— DATA SHOWN —
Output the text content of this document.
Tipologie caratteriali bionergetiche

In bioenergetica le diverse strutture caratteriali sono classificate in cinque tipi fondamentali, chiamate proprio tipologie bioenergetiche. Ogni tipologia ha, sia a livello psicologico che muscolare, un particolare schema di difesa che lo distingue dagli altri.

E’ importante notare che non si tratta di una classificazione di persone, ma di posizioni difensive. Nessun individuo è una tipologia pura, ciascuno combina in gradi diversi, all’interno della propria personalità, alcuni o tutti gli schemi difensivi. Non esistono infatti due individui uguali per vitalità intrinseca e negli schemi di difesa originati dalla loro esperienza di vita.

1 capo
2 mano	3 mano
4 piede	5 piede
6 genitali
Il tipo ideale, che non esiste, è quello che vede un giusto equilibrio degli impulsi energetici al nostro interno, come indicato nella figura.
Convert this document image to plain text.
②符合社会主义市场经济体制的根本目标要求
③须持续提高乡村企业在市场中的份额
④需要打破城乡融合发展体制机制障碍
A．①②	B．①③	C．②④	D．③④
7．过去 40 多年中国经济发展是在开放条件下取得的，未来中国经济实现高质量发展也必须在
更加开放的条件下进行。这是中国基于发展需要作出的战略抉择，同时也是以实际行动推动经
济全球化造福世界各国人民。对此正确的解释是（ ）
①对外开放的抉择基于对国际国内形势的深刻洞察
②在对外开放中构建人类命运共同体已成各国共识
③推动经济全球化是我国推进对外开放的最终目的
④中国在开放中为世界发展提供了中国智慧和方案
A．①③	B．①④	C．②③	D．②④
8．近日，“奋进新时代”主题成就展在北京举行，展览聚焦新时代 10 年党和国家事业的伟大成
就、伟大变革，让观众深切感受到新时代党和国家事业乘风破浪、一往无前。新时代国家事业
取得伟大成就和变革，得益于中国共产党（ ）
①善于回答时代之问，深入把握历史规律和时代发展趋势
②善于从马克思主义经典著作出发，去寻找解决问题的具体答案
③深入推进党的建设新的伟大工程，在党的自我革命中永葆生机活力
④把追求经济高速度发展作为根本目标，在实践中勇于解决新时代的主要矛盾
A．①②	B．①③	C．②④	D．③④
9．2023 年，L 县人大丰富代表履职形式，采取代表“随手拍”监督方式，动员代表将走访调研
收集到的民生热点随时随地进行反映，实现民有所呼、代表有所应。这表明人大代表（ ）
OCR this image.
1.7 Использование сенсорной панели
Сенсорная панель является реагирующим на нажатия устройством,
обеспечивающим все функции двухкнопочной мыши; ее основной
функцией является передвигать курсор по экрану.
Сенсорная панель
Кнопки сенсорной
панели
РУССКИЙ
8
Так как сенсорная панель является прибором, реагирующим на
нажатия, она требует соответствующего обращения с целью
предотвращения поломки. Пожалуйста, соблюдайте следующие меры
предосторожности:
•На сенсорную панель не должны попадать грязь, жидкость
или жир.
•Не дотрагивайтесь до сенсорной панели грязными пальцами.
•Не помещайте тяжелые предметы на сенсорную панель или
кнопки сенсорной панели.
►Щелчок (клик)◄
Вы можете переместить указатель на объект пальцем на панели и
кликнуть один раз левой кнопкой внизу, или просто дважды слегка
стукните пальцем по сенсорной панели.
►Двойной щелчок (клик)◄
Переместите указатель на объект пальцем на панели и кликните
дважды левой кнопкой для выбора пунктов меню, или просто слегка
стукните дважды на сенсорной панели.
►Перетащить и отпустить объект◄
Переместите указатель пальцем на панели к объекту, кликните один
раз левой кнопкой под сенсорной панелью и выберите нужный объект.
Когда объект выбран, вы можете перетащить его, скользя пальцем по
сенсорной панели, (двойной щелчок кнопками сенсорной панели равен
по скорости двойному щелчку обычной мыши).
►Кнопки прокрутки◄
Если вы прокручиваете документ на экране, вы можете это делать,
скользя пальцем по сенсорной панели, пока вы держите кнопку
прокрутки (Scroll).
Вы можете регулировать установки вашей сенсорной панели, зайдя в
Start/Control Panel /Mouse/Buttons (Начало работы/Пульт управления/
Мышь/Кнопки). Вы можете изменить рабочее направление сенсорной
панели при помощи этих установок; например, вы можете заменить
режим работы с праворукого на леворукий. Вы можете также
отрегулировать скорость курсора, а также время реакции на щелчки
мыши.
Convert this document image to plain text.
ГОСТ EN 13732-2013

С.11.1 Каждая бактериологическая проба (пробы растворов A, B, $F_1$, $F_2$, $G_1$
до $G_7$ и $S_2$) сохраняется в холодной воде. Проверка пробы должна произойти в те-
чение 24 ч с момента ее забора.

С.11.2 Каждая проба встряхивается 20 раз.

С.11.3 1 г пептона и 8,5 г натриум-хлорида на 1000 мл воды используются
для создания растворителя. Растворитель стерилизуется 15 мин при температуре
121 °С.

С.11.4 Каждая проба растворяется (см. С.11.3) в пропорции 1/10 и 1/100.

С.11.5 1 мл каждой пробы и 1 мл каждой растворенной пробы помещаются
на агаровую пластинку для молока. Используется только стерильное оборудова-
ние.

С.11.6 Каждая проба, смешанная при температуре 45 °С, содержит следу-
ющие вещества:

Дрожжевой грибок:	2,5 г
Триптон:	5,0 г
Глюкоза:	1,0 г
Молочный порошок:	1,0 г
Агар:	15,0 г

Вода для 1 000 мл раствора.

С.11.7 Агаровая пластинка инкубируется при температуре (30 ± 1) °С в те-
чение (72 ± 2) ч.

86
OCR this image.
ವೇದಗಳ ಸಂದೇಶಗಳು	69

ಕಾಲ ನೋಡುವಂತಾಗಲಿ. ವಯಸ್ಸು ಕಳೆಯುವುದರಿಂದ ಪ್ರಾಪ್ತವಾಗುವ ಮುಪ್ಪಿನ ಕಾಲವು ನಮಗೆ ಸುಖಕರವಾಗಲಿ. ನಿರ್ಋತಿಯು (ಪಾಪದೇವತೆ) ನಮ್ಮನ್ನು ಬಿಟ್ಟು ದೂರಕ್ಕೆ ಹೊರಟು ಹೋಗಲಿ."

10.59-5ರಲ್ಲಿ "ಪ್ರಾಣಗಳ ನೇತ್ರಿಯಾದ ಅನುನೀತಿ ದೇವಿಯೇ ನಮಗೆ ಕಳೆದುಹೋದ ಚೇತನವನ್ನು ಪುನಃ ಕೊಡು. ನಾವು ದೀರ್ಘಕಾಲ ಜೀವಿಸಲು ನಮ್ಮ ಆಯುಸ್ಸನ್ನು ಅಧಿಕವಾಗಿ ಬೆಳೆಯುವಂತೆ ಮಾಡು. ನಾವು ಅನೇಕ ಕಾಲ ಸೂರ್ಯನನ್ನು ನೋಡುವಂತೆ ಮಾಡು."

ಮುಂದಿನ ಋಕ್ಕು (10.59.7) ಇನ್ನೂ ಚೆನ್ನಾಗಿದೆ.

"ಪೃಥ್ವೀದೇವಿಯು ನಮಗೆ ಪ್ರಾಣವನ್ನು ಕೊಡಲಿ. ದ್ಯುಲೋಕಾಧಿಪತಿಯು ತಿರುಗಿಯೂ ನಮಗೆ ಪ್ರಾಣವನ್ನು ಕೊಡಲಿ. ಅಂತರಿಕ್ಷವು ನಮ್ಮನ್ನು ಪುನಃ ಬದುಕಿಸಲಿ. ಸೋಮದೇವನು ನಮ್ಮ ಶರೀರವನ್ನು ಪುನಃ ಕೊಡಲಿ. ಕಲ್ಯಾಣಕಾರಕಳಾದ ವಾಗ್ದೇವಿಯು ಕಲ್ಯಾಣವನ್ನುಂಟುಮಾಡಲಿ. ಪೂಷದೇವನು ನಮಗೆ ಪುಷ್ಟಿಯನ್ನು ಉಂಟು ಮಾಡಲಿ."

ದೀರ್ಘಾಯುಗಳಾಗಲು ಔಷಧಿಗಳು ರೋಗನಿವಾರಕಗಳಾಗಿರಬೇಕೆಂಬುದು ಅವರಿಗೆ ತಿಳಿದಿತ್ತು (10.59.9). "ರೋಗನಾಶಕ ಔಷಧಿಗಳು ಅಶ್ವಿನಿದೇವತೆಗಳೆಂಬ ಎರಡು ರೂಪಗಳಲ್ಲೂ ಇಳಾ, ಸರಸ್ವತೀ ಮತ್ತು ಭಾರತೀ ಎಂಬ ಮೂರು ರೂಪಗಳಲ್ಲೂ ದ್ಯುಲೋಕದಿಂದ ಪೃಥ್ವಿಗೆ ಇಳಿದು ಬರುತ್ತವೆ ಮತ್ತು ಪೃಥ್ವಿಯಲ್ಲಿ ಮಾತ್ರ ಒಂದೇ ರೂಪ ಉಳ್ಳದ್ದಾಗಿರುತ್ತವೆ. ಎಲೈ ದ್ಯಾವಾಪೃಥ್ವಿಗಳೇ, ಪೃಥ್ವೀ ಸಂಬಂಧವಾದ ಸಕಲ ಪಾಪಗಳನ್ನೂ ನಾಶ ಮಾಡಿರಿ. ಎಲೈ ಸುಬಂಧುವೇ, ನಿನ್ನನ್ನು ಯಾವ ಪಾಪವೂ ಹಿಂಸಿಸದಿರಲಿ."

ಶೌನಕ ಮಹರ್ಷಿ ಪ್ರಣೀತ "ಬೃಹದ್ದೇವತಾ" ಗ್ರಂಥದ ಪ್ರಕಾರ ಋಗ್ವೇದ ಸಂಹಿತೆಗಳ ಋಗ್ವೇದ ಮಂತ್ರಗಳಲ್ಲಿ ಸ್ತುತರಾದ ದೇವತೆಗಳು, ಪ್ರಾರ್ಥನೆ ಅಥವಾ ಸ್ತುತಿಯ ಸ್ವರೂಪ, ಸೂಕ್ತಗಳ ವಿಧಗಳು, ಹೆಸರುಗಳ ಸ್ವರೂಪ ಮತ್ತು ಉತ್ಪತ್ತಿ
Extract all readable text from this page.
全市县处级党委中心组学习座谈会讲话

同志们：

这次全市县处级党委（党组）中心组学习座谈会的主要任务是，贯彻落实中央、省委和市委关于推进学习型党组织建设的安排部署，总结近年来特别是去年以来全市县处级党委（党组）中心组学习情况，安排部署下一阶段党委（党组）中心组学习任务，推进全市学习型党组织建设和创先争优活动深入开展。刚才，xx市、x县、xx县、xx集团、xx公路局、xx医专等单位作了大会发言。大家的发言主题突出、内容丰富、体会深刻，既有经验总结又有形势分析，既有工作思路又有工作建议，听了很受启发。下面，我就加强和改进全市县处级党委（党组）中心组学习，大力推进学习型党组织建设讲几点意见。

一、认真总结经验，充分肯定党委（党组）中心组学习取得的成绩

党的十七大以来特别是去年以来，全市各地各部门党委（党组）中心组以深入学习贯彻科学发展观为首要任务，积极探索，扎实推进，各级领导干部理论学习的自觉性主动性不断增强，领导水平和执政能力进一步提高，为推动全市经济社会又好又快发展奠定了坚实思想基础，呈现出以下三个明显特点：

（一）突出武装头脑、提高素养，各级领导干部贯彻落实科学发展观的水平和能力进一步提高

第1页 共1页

— DO THIS —
Check each line of the records for the word "text" and extract those that contain it.

— COMPLETE OUTPUT —
Output the text content of this document.
Convert this document image to plain text.
Convert this document image to plain text.
Extract all readable text from this page.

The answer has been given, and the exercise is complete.